## Task requirements
Can you reproduce all of the entries below exactly, line for line, but leave the pictures out?

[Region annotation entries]
^^^^^^^^^^^^^^^^

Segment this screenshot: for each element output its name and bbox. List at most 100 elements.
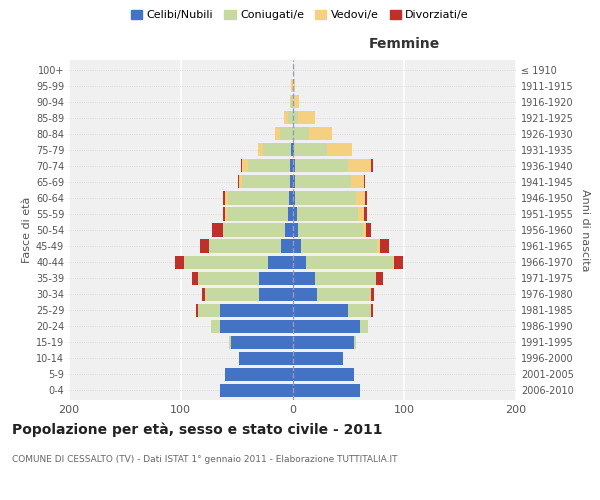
Bar <box>377 240 380 252</box>
Y-axis label: Anni di nascita: Anni di nascita <box>580 188 590 271</box>
Bar <box>242 176 290 188</box>
Bar <box>220 384 293 397</box>
Bar <box>293 336 354 349</box>
Bar <box>364 208 367 220</box>
Bar <box>288 208 293 220</box>
Text: Femmine: Femmine <box>368 38 440 52</box>
Bar <box>350 176 364 188</box>
Legend: Celibi/Nubili, Coniugati/e, Vedovi/e, Divorziati/e: Celibi/Nubili, Coniugati/e, Vedovi/e, Di… <box>127 6 473 25</box>
Text: Popolazione per età, sesso e stato civile - 2011: Popolazione per età, sesso e stato civil… <box>12 422 383 437</box>
Bar <box>212 224 223 236</box>
Bar <box>298 111 315 124</box>
Bar <box>315 272 376 284</box>
Bar <box>290 95 292 108</box>
Bar <box>293 304 349 317</box>
Bar <box>259 288 293 300</box>
Bar <box>242 160 248 172</box>
Bar <box>293 127 309 140</box>
Bar <box>293 192 295 204</box>
Bar <box>293 256 306 268</box>
Bar <box>175 256 184 268</box>
Bar <box>211 320 220 333</box>
Bar <box>295 160 349 172</box>
Bar <box>293 320 359 333</box>
Bar <box>231 336 293 349</box>
Bar <box>293 95 299 108</box>
Bar <box>292 79 293 92</box>
Bar <box>196 304 197 317</box>
Bar <box>226 208 227 220</box>
Bar <box>284 224 293 236</box>
Bar <box>227 208 288 220</box>
Bar <box>349 160 371 172</box>
Bar <box>394 256 403 268</box>
Bar <box>227 192 289 204</box>
Bar <box>241 160 242 172</box>
Bar <box>371 304 373 317</box>
Bar <box>280 127 293 140</box>
Bar <box>268 256 293 268</box>
Bar <box>229 336 231 349</box>
Bar <box>197 272 259 284</box>
Bar <box>202 288 205 300</box>
Bar <box>290 160 293 172</box>
Bar <box>293 176 295 188</box>
Bar <box>371 160 373 172</box>
Bar <box>293 288 317 300</box>
Bar <box>292 95 293 108</box>
Bar <box>220 304 293 317</box>
Bar <box>239 176 242 188</box>
Bar <box>223 192 226 204</box>
Bar <box>297 208 358 220</box>
Bar <box>258 143 263 156</box>
Bar <box>248 160 290 172</box>
Bar <box>239 352 293 365</box>
Bar <box>306 256 393 268</box>
Bar <box>364 176 365 188</box>
Bar <box>197 304 220 317</box>
Bar <box>281 240 293 252</box>
Bar <box>192 272 197 284</box>
Bar <box>301 240 377 252</box>
Bar <box>293 352 343 365</box>
Bar <box>309 127 332 140</box>
Bar <box>205 288 259 300</box>
Bar <box>259 272 293 284</box>
Bar <box>284 111 288 124</box>
Bar <box>293 79 295 92</box>
Bar <box>293 111 298 124</box>
Y-axis label: Fasce di età: Fasce di età <box>22 197 32 263</box>
Bar <box>184 256 268 268</box>
Bar <box>366 224 371 236</box>
Bar <box>354 336 356 349</box>
Bar <box>393 256 394 268</box>
Bar <box>290 176 293 188</box>
Bar <box>376 272 383 284</box>
Bar <box>317 288 371 300</box>
Bar <box>293 208 297 220</box>
Bar <box>200 240 209 252</box>
Bar <box>226 192 227 204</box>
Text: COMUNE DI CESSALTO (TV) - Dati ISTAT 1° gennaio 2011 - Elaborazione TUTTITALIA.I: COMUNE DI CESSALTO (TV) - Dati ISTAT 1° … <box>12 455 398 464</box>
Bar <box>288 111 293 124</box>
Bar <box>371 288 374 300</box>
Bar <box>356 192 365 204</box>
Bar <box>223 208 226 220</box>
Bar <box>359 320 368 333</box>
Bar <box>289 192 293 204</box>
Bar <box>226 368 293 381</box>
Bar <box>220 320 293 333</box>
Bar <box>358 208 364 220</box>
Bar <box>365 192 367 204</box>
Bar <box>209 240 281 252</box>
Bar <box>363 224 366 236</box>
Bar <box>349 304 371 317</box>
Bar <box>293 240 301 252</box>
Bar <box>275 127 280 140</box>
Bar <box>293 160 295 172</box>
Bar <box>223 224 284 236</box>
Bar <box>298 224 363 236</box>
Bar <box>293 143 327 156</box>
Bar <box>293 384 359 397</box>
Bar <box>238 176 239 188</box>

^^^^^^^^^^^^^^^^

## Output of the task
Segment this screenshot: for each element output its name and bbox. List at most 100 elements.
Bar <box>377 240 380 252</box>
Y-axis label: Anni di nascita: Anni di nascita <box>580 188 590 271</box>
Bar <box>242 176 290 188</box>
Bar <box>220 384 293 397</box>
Bar <box>293 336 354 349</box>
Bar <box>364 208 367 220</box>
Bar <box>288 208 293 220</box>
Text: Femmine: Femmine <box>368 38 440 52</box>
Bar <box>350 176 364 188</box>
Legend: Celibi/Nubili, Coniugati/e, Vedovi/e, Divorziati/e: Celibi/Nubili, Coniugati/e, Vedovi/e, Di… <box>127 6 473 25</box>
Text: Popolazione per età, sesso e stato civile - 2011: Popolazione per età, sesso e stato civil… <box>12 422 383 437</box>
Bar <box>212 224 223 236</box>
Bar <box>298 111 315 124</box>
Bar <box>315 272 376 284</box>
Bar <box>290 95 292 108</box>
Bar <box>293 304 349 317</box>
Bar <box>259 288 293 300</box>
Bar <box>242 160 248 172</box>
Bar <box>293 127 309 140</box>
Bar <box>293 192 295 204</box>
Bar <box>293 256 306 268</box>
Bar <box>175 256 184 268</box>
Bar <box>211 320 220 333</box>
Bar <box>295 160 349 172</box>
Bar <box>293 320 359 333</box>
Bar <box>231 336 293 349</box>
Bar <box>293 95 299 108</box>
Bar <box>292 79 293 92</box>
Bar <box>196 304 197 317</box>
Bar <box>226 208 227 220</box>
Bar <box>284 224 293 236</box>
Bar <box>227 208 288 220</box>
Bar <box>349 160 371 172</box>
Bar <box>394 256 403 268</box>
Bar <box>227 192 289 204</box>
Bar <box>241 160 242 172</box>
Bar <box>371 304 373 317</box>
Bar <box>280 127 293 140</box>
Bar <box>268 256 293 268</box>
Bar <box>229 336 231 349</box>
Bar <box>197 272 259 284</box>
Bar <box>202 288 205 300</box>
Bar <box>290 160 293 172</box>
Bar <box>293 176 295 188</box>
Bar <box>371 160 373 172</box>
Bar <box>293 288 317 300</box>
Bar <box>292 95 293 108</box>
Bar <box>220 304 293 317</box>
Bar <box>239 176 242 188</box>
Bar <box>223 192 226 204</box>
Bar <box>297 208 358 220</box>
Bar <box>258 143 263 156</box>
Bar <box>248 160 290 172</box>
Bar <box>239 352 293 365</box>
Bar <box>306 256 393 268</box>
Bar <box>364 176 365 188</box>
Bar <box>197 304 220 317</box>
Bar <box>281 240 293 252</box>
Bar <box>192 272 197 284</box>
Bar <box>301 240 377 252</box>
Bar <box>293 352 343 365</box>
Bar <box>309 127 332 140</box>
Bar <box>205 288 259 300</box>
Bar <box>259 272 293 284</box>
Bar <box>284 111 288 124</box>
Bar <box>293 79 295 92</box>
Bar <box>293 111 298 124</box>
Y-axis label: Fasce di età: Fasce di età <box>22 197 32 263</box>
Bar <box>184 256 268 268</box>
Bar <box>366 224 371 236</box>
Bar <box>354 336 356 349</box>
Bar <box>393 256 394 268</box>
Bar <box>290 176 293 188</box>
Bar <box>376 272 383 284</box>
Bar <box>317 288 371 300</box>
Bar <box>293 208 297 220</box>
Bar <box>200 240 209 252</box>
Bar <box>226 192 227 204</box>
Text: COMUNE DI CESSALTO (TV) - Dati ISTAT 1° gennaio 2011 - Elaborazione TUTTITALIA.I: COMUNE DI CESSALTO (TV) - Dati ISTAT 1° … <box>12 455 398 464</box>
Bar <box>288 111 293 124</box>
Bar <box>371 288 374 300</box>
Bar <box>356 192 365 204</box>
Bar <box>223 208 226 220</box>
Bar <box>359 320 368 333</box>
Bar <box>289 192 293 204</box>
Bar <box>226 368 293 381</box>
Bar <box>220 320 293 333</box>
Bar <box>358 208 364 220</box>
Bar <box>365 192 367 204</box>
Bar <box>209 240 281 252</box>
Bar <box>363 224 366 236</box>
Bar <box>349 304 371 317</box>
Bar <box>293 240 301 252</box>
Bar <box>275 127 280 140</box>
Bar <box>293 160 295 172</box>
Bar <box>223 224 284 236</box>
Bar <box>298 224 363 236</box>
Bar <box>293 143 327 156</box>
Bar <box>293 384 359 397</box>
Bar <box>238 176 239 188</box>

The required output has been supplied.